From the listing that follows, extract every line and set it down unaltered.
━━ STORED DATA ━━
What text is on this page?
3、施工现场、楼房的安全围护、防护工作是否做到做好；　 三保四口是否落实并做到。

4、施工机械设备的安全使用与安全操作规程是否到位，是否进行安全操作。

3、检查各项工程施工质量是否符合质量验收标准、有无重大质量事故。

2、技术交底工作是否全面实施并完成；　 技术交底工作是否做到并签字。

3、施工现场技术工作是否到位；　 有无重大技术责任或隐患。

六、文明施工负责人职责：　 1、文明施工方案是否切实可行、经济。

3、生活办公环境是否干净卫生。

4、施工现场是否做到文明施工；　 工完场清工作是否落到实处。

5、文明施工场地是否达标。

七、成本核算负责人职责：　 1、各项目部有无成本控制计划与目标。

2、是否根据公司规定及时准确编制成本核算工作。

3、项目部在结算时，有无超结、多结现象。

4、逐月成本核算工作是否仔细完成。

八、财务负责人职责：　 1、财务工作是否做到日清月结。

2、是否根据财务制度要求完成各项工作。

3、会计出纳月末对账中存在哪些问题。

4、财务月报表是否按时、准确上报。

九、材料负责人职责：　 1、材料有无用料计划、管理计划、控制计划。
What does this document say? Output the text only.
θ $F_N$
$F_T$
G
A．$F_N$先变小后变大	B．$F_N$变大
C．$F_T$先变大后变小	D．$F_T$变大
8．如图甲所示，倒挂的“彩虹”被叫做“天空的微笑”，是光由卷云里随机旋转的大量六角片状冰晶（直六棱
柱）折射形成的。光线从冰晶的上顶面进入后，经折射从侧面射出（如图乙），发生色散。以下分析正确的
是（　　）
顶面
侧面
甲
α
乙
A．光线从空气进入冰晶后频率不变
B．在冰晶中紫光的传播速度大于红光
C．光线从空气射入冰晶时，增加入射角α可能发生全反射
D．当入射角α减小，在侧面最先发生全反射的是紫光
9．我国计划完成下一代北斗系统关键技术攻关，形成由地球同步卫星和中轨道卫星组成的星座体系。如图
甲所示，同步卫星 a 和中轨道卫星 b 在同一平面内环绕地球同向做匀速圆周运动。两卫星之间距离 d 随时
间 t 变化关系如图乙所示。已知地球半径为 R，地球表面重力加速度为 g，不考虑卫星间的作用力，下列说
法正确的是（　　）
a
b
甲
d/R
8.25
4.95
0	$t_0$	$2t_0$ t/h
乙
━━━
__COMPLETE RESPONSE__:
What text is on this page?
3、施工现场、楼房的安全围护、防护工作是否做到做好；　 三保四口是否落实并做到。

4、施工机械设备的安全使用与安全操作规程是否到位，是否进行安全操作。

3、检查各项工程施工质量是否符合质量验收标准、有无重大质量事故。

2、技术交底工作是否全面实施并完成；　 技术交底工作是否做到并签字。

3、施工现场技术工作是否到位；　 有无重大技术责任或隐患。

六、文明施工负责人职责：　 1、文明施工方案是否切实可行、经济。

3、生活办公环境是否干净卫生。

4、施工现场是否做到文明施工；　 工完场清工作是否落到实处。

5、文明施工场地是否达标。

七、成本核算负责人职责：　 1、各项目部有无成本控制计划与目标。

2、是否根据公司规定及时准确编制成本核算工作。

3、项目部在结算时，有无超结、多结现象。

4、逐月成本核算工作是否仔细完成。

八、财务负责人职责：　 1、财务工作是否做到日清月结。

2、是否根据财务制度要求完成各项工作。

3、会计出纳月末对账中存在哪些问题。

4、财务月报表是否按时、准确上报。

九、材料负责人职责：　 1、材料有无用料计划、管理计划、控制计划。
What does this document say? Output the text only.
θ $F_N$
$F_T$
G
A．$F_N$先变小后变大	B．$F_N$变大
C．$F_T$先变大后变小	D．$F_T$变大
8．如图甲所示，倒挂的“彩虹”被叫做“天空的微笑”，是光由卷云里随机旋转的大量六角片状冰晶（直六棱
柱）折射形成的。光线从冰晶的上顶面进入后，经折射从侧面射出（如图乙），发生色散。以下分析正确的
是（　　）
顶面
侧面
甲
α
乙
A．光线从空气进入冰晶后频率不变
B．在冰晶中紫光的传播速度大于红光
C．光线从空气射入冰晶时，增加入射角α可能发生全反射
D．当入射角α减小，在侧面最先发生全反射的是紫光
9．我国计划完成下一代北斗系统关键技术攻关，形成由地球同步卫星和中轨道卫星组成的星座体系。如图
甲所示，同步卫星 a 和中轨道卫星 b 在同一平面内环绕地球同向做匀速圆周运动。两卫星之间距离 d 随时
间 t 变化关系如图乙所示。已知地球半径为 R，地球表面重力加速度为 g，不考虑卫星间的作用力，下列说
法正确的是（　　）
a
b
甲
d/R
8.25
4.95
0	$t_0$	$2t_0$ t/h
乙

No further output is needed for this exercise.